→ **MATERIAL DE PARTIDA**:
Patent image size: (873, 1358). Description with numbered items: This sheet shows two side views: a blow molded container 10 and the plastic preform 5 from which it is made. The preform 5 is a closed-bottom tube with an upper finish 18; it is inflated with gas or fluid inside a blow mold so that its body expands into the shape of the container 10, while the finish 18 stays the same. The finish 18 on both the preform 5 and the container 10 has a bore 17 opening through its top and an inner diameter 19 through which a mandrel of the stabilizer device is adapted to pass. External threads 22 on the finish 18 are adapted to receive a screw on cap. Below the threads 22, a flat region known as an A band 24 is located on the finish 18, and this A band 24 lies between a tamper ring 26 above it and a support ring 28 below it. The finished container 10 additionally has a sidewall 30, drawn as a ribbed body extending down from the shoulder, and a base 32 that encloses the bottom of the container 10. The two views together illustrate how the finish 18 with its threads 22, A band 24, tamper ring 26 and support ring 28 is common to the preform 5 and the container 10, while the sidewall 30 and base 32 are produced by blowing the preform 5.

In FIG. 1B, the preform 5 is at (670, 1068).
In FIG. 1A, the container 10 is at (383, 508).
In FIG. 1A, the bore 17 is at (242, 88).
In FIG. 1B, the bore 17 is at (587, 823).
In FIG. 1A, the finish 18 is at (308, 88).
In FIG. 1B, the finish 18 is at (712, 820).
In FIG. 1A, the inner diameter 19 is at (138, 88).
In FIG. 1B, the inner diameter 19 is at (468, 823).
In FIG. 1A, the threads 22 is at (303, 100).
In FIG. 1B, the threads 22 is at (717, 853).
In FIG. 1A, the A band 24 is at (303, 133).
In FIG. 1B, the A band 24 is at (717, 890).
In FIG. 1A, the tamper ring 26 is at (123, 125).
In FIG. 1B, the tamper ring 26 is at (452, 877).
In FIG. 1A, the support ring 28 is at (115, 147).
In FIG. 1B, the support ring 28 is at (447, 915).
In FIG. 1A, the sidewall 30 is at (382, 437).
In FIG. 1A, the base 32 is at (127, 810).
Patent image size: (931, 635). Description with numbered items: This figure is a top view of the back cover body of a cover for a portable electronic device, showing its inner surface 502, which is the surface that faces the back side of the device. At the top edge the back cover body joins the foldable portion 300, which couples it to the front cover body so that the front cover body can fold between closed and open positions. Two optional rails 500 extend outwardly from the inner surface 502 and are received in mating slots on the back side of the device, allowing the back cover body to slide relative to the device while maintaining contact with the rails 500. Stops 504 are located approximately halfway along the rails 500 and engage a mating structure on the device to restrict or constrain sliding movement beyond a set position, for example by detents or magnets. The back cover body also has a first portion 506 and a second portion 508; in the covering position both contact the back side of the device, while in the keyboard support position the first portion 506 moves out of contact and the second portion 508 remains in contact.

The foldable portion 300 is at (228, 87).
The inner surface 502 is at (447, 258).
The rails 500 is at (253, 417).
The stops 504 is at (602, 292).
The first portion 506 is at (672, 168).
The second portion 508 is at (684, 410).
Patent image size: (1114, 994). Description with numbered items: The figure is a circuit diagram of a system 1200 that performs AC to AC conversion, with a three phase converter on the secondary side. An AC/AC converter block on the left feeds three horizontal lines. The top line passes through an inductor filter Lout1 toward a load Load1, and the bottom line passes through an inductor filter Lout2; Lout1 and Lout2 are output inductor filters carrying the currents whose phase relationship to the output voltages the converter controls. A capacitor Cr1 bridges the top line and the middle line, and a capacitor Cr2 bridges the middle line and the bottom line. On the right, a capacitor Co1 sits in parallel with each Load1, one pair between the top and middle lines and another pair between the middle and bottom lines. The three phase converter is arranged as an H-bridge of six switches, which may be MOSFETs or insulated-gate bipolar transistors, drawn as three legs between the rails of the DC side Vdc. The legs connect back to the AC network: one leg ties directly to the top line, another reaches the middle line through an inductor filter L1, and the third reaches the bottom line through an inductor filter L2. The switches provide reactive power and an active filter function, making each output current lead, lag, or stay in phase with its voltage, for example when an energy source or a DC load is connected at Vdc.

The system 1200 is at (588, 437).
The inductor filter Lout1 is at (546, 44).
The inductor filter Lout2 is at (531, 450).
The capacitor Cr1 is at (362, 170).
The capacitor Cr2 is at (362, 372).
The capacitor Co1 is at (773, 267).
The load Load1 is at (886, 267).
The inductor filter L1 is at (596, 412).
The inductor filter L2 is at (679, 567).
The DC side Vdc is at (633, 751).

→ **OBJETIVO DEL EJERCICIO**:
Copia sin ningún cambio todas las líneas de arriba, de la primera a la última.

→ **RESPUESTA**:
Patent image size: (873, 1358). Description with numbered items: This sheet shows two side views: a blow molded container 10 and the plastic preform 5 from which it is made. The preform 5 is a closed-bottom tube with an upper finish 18; it is inflated with gas or fluid inside a blow mold so that its body expands into the shape of the container 10, while the finish 18 stays the same. The finish 18 on both the preform 5 and the container 10 has a bore 17 opening through its top and an inner diameter 19 through which a mandrel of the stabilizer device is adapted to pass. External threads 22 on the finish 18 are adapted to receive a screw on cap. Below the threads 22, a flat region known as an A band 24 is located on the finish 18, and this A band 24 lies between a tamper ring 26 above it and a support ring 28 below it. The finished container 10 additionally has a sidewall 30, drawn as a ribbed body extending down from the shoulder, and a base 32 that encloses the bottom of the container 10. The two views together illustrate how the finish 18 with its threads 22, A band 24, tamper ring 26 and support ring 28 is common to the preform 5 and the container 10, while the sidewall 30 and base 32 are produced by blowing the preform 5.

In FIG. 1B, the preform 5 is at (670, 1068).
In FIG. 1A, the container 10 is at (383, 508).
In FIG. 1A, the bore 17 is at (242, 88).
In FIG. 1B, the bore 17 is at (587, 823).
In FIG. 1A, the finish 18 is at (308, 88).
In FIG. 1B, the finish 18 is at (712, 820).
In FIG. 1A, the inner diameter 19 is at (138, 88).
In FIG. 1B, the inner diameter 19 is at (468, 823).
In FIG. 1A, the threads 22 is at (303, 100).
In FIG. 1B, the threads 22 is at (717, 853).
In FIG. 1A, the A band 24 is at (303, 133).
In FIG. 1B, the A band 24 is at (717, 890).
In FIG. 1A, the tamper ring 26 is at (123, 125).
In FIG. 1B, the tamper ring 26 is at (452, 877).
In FIG. 1A, the support ring 28 is at (115, 147).
In FIG. 1B, the support ring 28 is at (447, 915).
In FIG. 1A, the sidewall 30 is at (382, 437).
In FIG. 1A, the base 32 is at (127, 810).
Patent image size: (931, 635). Description with numbered items: This figure is a top view of the back cover body of a cover for a portable electronic device, showing its inner surface 502, which is the surface that faces the back side of the device. At the top edge the back cover body joins the foldable portion 300, which couples it to the front cover body so that the front cover body can fold between closed and open positions. Two optional rails 500 extend outwardly from the inner surface 502 and are received in mating slots on the back side of the device, allowing the back cover body to slide relative to the device while maintaining contact with the rails 500. Stops 504 are located approximately halfway along the rails 500 and engage a mating structure on the device to restrict or constrain sliding movement beyond a set position, for example by detents or magnets. The back cover body also has a first portion 506 and a second portion 508; in the covering position both contact the back side of the device, while in the keyboard support position the first portion 506 moves out of contact and the second portion 508 remains in contact.

The foldable portion 300 is at (228, 87).
The inner surface 502 is at (447, 258).
The rails 500 is at (253, 417).
The stops 504 is at (602, 292).
The first portion 506 is at (672, 168).
The second portion 508 is at (684, 410).
Patent image size: (1114, 994). Description with numbered items: The figure is a circuit diagram of a system 1200 that performs AC to AC conversion, with a three phase converter on the secondary side. An AC/AC converter block on the left feeds three horizontal lines. The top line passes through an inductor filter Lout1 toward a load Load1, and the bottom line passes through an inductor filter Lout2; Lout1 and Lout2 are output inductor filters carrying the currents whose phase relationship to the output voltages the converter controls. A capacitor Cr1 bridges the top line and the middle line, and a capacitor Cr2 bridges the middle line and the bottom line. On the right, a capacitor Co1 sits in parallel with each Load1, one pair between the top and middle lines and another pair between the middle and bottom lines. The three phase converter is arranged as an H-bridge of six switches, which may be MOSFETs or insulated-gate bipolar transistors, drawn as three legs between the rails of the DC side Vdc. The legs connect back to the AC network: one leg ties directly to the top line, another reaches the middle line through an inductor filter L1, and the third reaches the bottom line through an inductor filter L2. The switches provide reactive power and an active filter function, making each output current lead, lag, or stay in phase with its voltage, for example when an energy source or a DC load is connected at Vdc.

The system 1200 is at (588, 437).
The inductor filter Lout1 is at (546, 44).
The inductor filter Lout2 is at (531, 450).
The capacitor Cr1 is at (362, 170).
The capacitor Cr2 is at (362, 372).
The capacitor Co1 is at (773, 267).
The load Load1 is at (886, 267).
The inductor filter L1 is at (596, 412).
The inductor filter L2 is at (679, 567).
The DC side Vdc is at (633, 751).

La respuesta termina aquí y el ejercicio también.